→ **WHAT TO WORK ON**:
Locate the line that contains "Transcribe the text in this document.". Print it and every subsequent line through the final line of the records, exactly and only those.

→ **ROWS**:
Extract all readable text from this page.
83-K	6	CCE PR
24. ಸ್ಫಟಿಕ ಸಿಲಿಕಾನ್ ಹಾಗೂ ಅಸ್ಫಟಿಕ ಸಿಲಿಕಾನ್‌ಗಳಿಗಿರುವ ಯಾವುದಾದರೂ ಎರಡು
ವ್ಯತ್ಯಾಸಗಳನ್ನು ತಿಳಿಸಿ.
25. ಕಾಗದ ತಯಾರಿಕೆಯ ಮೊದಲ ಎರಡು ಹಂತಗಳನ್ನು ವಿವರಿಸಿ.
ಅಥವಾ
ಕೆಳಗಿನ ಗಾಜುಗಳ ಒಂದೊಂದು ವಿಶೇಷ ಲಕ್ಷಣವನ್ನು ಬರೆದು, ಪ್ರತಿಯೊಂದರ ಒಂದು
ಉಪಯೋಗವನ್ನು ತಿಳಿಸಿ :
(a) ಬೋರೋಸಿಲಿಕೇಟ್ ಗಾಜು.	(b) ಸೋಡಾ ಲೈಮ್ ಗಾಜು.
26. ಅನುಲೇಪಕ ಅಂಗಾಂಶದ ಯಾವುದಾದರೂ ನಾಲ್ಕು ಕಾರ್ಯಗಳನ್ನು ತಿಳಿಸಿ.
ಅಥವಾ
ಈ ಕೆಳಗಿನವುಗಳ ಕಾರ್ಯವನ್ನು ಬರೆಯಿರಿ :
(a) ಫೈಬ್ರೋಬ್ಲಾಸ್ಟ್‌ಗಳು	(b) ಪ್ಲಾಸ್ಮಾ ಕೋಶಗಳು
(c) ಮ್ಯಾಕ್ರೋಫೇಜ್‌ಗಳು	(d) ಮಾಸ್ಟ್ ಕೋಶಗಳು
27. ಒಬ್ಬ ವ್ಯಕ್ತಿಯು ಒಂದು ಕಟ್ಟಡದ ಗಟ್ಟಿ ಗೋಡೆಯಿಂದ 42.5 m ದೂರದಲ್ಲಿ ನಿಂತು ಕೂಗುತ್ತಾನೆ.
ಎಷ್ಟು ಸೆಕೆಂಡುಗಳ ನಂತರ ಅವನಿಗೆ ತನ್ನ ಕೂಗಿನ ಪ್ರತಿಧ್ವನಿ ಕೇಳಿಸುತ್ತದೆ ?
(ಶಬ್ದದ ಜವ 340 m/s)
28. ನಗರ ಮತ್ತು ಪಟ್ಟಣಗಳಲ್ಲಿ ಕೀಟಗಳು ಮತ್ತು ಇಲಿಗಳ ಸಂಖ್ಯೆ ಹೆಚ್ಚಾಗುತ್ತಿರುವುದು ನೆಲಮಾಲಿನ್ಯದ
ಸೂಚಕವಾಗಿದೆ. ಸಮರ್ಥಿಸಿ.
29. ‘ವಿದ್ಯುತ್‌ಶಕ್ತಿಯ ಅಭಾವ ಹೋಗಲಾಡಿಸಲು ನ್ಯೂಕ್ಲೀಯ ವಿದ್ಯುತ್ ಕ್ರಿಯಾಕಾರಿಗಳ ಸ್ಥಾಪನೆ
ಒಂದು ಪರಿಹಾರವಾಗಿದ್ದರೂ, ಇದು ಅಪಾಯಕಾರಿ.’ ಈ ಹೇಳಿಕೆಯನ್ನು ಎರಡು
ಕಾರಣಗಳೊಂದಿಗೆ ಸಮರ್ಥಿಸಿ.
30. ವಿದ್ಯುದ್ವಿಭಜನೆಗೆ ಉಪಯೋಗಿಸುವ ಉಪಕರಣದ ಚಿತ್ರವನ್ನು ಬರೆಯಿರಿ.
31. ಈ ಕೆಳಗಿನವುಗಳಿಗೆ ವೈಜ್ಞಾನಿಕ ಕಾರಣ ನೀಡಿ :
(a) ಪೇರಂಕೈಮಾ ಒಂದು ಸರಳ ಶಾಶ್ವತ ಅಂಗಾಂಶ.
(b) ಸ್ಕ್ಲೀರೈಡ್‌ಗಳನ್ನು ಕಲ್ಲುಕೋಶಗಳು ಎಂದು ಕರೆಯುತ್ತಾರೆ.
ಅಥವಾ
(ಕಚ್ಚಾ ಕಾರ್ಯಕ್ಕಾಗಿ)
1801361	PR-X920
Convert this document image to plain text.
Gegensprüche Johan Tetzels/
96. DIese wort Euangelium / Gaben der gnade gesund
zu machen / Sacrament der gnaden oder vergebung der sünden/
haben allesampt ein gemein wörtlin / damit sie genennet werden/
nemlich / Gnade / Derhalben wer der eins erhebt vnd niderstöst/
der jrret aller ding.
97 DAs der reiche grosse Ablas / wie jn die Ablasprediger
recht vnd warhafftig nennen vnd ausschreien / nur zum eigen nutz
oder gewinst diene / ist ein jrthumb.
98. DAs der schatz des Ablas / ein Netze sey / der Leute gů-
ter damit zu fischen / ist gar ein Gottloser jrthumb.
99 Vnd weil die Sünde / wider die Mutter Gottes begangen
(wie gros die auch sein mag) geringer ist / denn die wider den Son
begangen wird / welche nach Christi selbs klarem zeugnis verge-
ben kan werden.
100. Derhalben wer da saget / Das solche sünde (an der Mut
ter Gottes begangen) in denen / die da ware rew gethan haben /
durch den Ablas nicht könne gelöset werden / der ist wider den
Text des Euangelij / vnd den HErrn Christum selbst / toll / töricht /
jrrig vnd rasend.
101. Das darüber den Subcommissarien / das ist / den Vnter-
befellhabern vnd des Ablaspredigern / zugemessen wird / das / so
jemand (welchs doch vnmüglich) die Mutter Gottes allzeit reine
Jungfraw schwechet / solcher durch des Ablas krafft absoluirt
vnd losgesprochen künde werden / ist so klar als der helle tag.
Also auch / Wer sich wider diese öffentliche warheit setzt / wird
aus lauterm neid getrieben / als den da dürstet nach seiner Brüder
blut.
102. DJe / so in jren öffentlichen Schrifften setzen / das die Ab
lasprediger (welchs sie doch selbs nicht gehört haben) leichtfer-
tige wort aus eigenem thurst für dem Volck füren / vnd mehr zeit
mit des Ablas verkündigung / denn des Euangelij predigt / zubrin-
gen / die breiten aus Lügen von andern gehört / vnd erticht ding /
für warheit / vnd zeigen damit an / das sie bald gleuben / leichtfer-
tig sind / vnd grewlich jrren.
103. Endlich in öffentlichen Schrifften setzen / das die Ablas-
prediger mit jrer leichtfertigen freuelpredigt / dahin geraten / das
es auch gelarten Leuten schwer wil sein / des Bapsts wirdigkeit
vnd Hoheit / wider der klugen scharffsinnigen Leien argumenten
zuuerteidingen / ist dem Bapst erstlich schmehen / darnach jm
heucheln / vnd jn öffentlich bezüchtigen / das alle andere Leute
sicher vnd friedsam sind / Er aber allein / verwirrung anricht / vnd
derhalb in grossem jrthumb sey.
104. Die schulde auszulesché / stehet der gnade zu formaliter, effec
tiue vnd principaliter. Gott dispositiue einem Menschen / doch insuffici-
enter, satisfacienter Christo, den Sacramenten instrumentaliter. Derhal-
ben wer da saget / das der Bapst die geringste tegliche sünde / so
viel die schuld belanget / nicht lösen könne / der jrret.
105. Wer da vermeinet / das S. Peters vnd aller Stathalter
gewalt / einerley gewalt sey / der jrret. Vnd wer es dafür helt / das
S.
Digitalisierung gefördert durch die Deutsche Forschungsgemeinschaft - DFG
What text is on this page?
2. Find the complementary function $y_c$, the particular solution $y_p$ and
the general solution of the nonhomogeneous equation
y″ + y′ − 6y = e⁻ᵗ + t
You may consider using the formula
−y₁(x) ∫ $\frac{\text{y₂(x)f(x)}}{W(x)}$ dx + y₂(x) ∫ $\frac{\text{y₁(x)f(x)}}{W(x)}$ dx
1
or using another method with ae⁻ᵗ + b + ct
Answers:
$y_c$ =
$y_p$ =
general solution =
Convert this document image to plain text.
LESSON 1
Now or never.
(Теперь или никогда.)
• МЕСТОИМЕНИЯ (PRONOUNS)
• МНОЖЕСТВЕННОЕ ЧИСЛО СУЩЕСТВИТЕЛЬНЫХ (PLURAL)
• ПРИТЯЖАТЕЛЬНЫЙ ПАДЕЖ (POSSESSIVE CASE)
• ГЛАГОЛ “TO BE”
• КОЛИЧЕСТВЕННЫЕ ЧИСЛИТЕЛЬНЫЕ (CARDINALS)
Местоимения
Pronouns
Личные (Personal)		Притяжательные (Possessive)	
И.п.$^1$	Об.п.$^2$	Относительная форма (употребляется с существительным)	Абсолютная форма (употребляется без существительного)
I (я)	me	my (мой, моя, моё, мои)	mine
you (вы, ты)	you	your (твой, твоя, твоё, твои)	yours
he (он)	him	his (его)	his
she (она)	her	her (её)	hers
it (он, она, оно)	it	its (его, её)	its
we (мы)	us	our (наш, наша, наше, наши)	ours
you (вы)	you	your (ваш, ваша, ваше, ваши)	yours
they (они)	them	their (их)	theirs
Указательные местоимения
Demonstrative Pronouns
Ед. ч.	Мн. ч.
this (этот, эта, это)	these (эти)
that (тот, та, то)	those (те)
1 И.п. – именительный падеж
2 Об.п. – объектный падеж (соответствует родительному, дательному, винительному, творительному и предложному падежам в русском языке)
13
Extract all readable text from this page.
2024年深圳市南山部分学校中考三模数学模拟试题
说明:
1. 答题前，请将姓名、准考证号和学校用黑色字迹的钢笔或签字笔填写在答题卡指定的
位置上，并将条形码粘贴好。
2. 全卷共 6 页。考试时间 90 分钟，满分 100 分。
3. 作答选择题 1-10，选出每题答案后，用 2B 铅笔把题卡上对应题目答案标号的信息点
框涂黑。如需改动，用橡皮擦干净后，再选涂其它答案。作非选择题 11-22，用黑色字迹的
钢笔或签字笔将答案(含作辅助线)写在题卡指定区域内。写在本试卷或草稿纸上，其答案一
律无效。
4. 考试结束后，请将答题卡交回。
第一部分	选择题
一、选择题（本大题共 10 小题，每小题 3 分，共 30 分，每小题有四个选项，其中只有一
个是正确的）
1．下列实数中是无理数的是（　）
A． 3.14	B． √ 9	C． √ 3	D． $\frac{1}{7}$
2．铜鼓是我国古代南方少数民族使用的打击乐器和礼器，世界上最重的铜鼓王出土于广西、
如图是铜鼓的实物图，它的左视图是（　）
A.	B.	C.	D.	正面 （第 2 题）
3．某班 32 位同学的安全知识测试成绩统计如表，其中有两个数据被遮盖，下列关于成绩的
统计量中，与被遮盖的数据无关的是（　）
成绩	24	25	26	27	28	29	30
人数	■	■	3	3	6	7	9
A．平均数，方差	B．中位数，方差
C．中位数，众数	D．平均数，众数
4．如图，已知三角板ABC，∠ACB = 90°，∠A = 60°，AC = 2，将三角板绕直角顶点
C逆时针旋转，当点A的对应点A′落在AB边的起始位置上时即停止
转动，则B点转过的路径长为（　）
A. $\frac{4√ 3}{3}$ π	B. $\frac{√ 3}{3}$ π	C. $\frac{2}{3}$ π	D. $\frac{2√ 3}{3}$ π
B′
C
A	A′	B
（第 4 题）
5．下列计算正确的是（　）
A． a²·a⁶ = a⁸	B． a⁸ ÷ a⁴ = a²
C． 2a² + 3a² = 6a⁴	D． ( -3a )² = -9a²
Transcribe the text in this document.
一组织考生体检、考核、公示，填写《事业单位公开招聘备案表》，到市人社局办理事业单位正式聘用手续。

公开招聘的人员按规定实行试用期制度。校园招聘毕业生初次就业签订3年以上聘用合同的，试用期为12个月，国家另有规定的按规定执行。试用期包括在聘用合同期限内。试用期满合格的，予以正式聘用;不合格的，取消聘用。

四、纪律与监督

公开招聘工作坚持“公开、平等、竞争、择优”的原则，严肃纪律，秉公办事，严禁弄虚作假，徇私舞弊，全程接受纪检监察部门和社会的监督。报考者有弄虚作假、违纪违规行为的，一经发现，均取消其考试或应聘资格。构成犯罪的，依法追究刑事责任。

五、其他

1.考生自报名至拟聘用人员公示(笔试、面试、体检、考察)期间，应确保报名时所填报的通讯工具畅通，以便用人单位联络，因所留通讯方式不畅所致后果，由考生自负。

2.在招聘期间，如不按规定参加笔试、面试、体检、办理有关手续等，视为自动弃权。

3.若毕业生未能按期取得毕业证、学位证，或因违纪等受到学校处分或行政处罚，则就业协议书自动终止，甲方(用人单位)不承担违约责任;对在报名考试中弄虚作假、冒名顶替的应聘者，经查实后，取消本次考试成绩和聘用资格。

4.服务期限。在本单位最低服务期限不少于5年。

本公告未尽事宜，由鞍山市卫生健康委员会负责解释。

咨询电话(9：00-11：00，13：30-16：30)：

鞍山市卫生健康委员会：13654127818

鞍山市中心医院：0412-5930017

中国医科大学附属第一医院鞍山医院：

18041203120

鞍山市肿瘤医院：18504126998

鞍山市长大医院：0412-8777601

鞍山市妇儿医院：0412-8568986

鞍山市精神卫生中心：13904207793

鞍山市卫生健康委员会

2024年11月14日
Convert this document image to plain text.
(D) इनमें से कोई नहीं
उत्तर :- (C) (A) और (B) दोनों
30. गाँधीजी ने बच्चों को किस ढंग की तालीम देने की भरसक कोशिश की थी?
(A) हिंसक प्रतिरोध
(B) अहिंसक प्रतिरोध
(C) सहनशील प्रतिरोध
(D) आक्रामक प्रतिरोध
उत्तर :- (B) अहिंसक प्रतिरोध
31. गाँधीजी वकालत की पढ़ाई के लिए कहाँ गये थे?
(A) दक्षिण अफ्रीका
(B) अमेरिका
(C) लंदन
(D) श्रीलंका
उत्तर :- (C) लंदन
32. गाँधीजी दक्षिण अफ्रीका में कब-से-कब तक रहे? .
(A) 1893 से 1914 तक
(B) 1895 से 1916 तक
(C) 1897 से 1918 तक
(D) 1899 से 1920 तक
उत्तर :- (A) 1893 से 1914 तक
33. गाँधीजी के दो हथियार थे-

→ **PROBLEM SOLUTION**:
Transcribe the text in this document.
一组织考生体检、考核、公示，填写《事业单位公开招聘备案表》，到市人社局办理事业单位正式聘用手续。

公开招聘的人员按规定实行试用期制度。校园招聘毕业生初次就业签订3年以上聘用合同的，试用期为12个月，国家另有规定的按规定执行。试用期包括在聘用合同期限内。试用期满合格的，予以正式聘用;不合格的，取消聘用。

四、纪律与监督

公开招聘工作坚持“公开、平等、竞争、择优”的原则，严肃纪律，秉公办事，严禁弄虚作假，徇私舞弊，全程接受纪检监察部门和社会的监督。报考者有弄虚作假、违纪违规行为的，一经发现，均取消其考试或应聘资格。构成犯罪的，依法追究刑事责任。

五、其他

1.考生自报名至拟聘用人员公示(笔试、面试、体检、考察)期间，应确保报名时所填报的通讯工具畅通，以便用人单位联络，因所留通讯方式不畅所致后果，由考生自负。

2.在招聘期间，如不按规定参加笔试、面试、体检、办理有关手续等，视为自动弃权。

3.若毕业生未能按期取得毕业证、学位证，或因违纪等受到学校处分或行政处罚，则就业协议书自动终止，甲方(用人单位)不承担违约责任;对在报名考试中弄虚作假、冒名顶替的应聘者，经查实后，取消本次考试成绩和聘用资格。

4.服务期限。在本单位最低服务期限不少于5年。

本公告未尽事宜，由鞍山市卫生健康委员会负责解释。

咨询电话(9：00-11：00，13：30-16：30)：

鞍山市卫生健康委员会：13654127818

鞍山市中心医院：0412-5930017

中国医科大学附属第一医院鞍山医院：

18041203120

鞍山市肿瘤医院：18504126998

鞍山市长大医院：0412-8777601

鞍山市妇儿医院：0412-8568986

鞍山市精神卫生中心：13904207793

鞍山市卫生健康委员会

2024年11月14日
Convert this document image to plain text.
(D) इनमें से कोई नहीं
उत्तर :- (C) (A) और (B) दोनों
30. गाँधीजी ने बच्चों को किस ढंग की तालीम देने की भरसक कोशिश की थी?
(A) हिंसक प्रतिरोध
(B) अहिंसक प्रतिरोध
(C) सहनशील प्रतिरोध
(D) आक्रामक प्रतिरोध
उत्तर :- (B) अहिंसक प्रतिरोध
31. गाँधीजी वकालत की पढ़ाई के लिए कहाँ गये थे?
(A) दक्षिण अफ्रीका
(B) अमेरिका
(C) लंदन
(D) श्रीलंका
उत्तर :- (C) लंदन
32. गाँधीजी दक्षिण अफ्रीका में कब-से-कब तक रहे? .
(A) 1893 से 1914 तक
(B) 1895 से 1916 तक
(C) 1897 से 1918 तक
(D) 1899 से 1920 तक
उत्तर :- (A) 1893 से 1914 तक
33. गाँधीजी के दो हथियार थे-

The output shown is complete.